━━━━━ Given data
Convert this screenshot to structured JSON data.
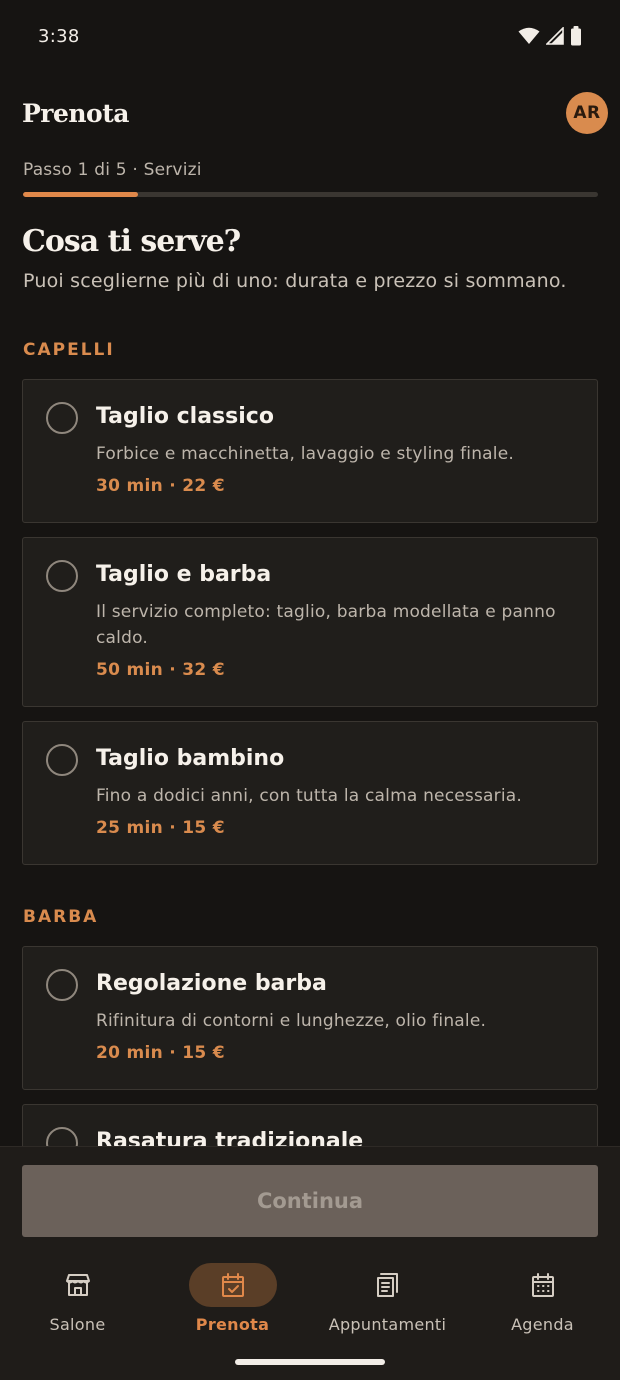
{
  "status_bar": {
    "time": "3:38"
  },
  "header": {
    "title": "Prenota",
    "avatar_initials": "AR"
  },
  "progress": {
    "label": "Passo 1 di 5 · Servizi",
    "fraction": 0.2
  },
  "main": {
    "title": "Cosa ti serve?",
    "subtitle": "Puoi sceglierne più di uno: durata e prezzo si sommano.",
    "sections": [
      {
        "label": "CAPELLI",
        "services": [
          {
            "name": "Taglio classico",
            "description": "Forbice e macchinetta, lavaggio e styling finale.",
            "meta": "30 min · 22 €"
          },
          {
            "name": "Taglio e barba",
            "description": "Il servizio completo: taglio, barba modellata e panno caldo.",
            "meta": "50 min · 32 €"
          },
          {
            "name": "Taglio bambino",
            "description": "Fino a dodici anni, con tutta la calma necessaria.",
            "meta": "25 min · 15 €"
          }
        ]
      },
      {
        "label": "BARBA",
        "services": [
          {
            "name": "Regolazione barba",
            "description": "Rifinitura di contorni e lunghezze, olio finale.",
            "meta": "20 min · 15 €"
          },
          {
            "name": "Rasatura tradizionale",
            "description": "",
            "meta": ""
          }
        ]
      }
    ]
  },
  "actions": {
    "continue_label": "Continua"
  },
  "nav": {
    "items": [
      {
        "label": "Salone",
        "icon": "storefront-icon",
        "active": false
      },
      {
        "label": "Prenota",
        "icon": "calendar-check-icon",
        "active": true
      },
      {
        "label": "Appuntamenti",
        "icon": "receipt-icon",
        "active": false
      },
      {
        "label": "Agenda",
        "icon": "calendar-grid-icon",
        "active": false
      }
    ]
  },
  "colors": {
    "background": "#161412",
    "accent": "#d98b4e",
    "card": "#201e1b",
    "button_disabled": "#6b615a"
  }
}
━━━━━━━━━━
# Aim of the task
Look through the entries above and list every line containing "name".

# Solution to the exercise
            "name": "Taglio classico",
            "name": "Taglio e barba",
            "name": "Taglio bambino",
            "name": "Regolazione barba",
            "name": "Rasatura tradizionale",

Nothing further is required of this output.